### The problem
Repeat the whole listing below, word for word.

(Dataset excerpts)
>> BEGIN

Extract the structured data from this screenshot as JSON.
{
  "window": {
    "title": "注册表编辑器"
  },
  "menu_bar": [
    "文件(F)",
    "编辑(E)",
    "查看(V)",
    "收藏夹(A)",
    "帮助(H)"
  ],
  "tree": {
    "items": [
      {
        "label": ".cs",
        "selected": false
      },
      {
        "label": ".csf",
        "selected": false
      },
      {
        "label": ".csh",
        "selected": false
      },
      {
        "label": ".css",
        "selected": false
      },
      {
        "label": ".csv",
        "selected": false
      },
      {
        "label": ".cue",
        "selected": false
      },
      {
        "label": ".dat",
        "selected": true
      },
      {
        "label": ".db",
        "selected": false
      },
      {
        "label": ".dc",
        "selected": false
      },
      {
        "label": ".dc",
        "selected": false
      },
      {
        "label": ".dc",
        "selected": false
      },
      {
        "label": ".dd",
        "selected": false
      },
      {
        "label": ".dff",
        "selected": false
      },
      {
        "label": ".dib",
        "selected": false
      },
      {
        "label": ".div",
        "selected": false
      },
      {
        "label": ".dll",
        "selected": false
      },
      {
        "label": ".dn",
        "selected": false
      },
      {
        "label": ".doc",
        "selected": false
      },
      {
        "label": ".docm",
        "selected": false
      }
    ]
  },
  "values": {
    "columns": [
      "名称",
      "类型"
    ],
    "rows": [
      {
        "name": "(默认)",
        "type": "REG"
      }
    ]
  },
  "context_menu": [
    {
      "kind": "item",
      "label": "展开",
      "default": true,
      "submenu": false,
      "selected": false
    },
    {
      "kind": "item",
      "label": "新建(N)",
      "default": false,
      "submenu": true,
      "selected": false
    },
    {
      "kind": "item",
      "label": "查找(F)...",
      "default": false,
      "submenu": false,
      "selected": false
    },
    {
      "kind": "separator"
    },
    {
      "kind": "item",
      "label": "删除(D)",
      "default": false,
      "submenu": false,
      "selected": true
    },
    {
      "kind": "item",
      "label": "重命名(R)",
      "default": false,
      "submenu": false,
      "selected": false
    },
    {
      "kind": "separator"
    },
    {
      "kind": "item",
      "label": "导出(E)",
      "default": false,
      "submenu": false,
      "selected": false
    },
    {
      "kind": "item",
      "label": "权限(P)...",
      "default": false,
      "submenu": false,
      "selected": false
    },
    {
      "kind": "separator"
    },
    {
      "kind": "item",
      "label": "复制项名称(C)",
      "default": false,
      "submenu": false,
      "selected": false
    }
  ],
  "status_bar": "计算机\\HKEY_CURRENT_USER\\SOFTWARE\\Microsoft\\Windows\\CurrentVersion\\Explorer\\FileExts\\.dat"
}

>> END

### Complete response
Extract the structured data from this screenshot as JSON.
{
  "window": {
    "title": "注册表编辑器"
  },
  "menu_bar": [
    "文件(F)",
    "编辑(E)",
    "查看(V)",
    "收藏夹(A)",
    "帮助(H)"
  ],
  "tree": {
    "items": [
      {
        "label": ".cs",
        "selected": false
      },
      {
        "label": ".csf",
        "selected": false
      },
      {
        "label": ".csh",
        "selected": false
      },
      {
        "label": ".css",
        "selected": false
      },
      {
        "label": ".csv",
        "selected": false
      },
      {
        "label": ".cue",
        "selected": false
      },
      {
        "label": ".dat",
        "selected": true
      },
      {
        "label": ".db",
        "selected": false
      },
      {
        "label": ".dc",
        "selected": false
      },
      {
        "label": ".dc",
        "selected": false
      },
      {
        "label": ".dc",
        "selected": false
      },
      {
        "label": ".dd",
        "selected": false
      },
      {
        "label": ".dff",
        "selected": false
      },
      {
        "label": ".dib",
        "selected": false
      },
      {
        "label": ".div",
        "selected": false
      },
      {
        "label": ".dll",
        "selected": false
      },
      {
        "label": ".dn",
        "selected": false
      },
      {
        "label": ".doc",
        "selected": false
      },
      {
        "label": ".docm",
        "selected": false
      }
    ]
  },
  "values": {
    "columns": [
      "名称",
      "类型"
    ],
    "rows": [
      {
        "name": "(默认)",
        "type": "REG"
      }
    ]
  },
  "context_menu": [
    {
      "kind": "item",
      "label": "展开",
      "default": true,
      "submenu": false,
      "selected": false
    },
    {
      "kind": "item",
      "label": "新建(N)",
      "default": false,
      "submenu": true,
      "selected": false
    },
    {
      "kind": "item",
      "label": "查找(F)...",
      "default": false,
      "submenu": false,
      "selected": false
    },
    {
      "kind": "separator"
    },
    {
      "kind": "item",
      "label": "删除(D)",
      "default": false,
      "submenu": false,
      "selected": true
    },
    {
      "kind": "item",
      "label": "重命名(R)",
      "default": false,
      "submenu": false,
      "selected": false
    },
    {
      "kind": "separator"
    },
    {
      "kind": "item",
      "label": "导出(E)",
      "default": false,
      "submenu": false,
      "selected": false
    },
    {
      "kind": "item",
      "label": "权限(P)...",
      "default": false,
      "submenu": false,
      "selected": false
    },
    {
      "kind": "separator"
    },
    {
      "kind": "item",
      "label": "复制项名称(C)",
      "default": false,
      "submenu": false,
      "selected": false
    }
  ],
  "status_bar": "计算机\\HKEY_CURRENT_USER\\SOFTWARE\\Microsoft\\Windows\\CurrentVersion\\Explorer\\FileExts\\.dat"
}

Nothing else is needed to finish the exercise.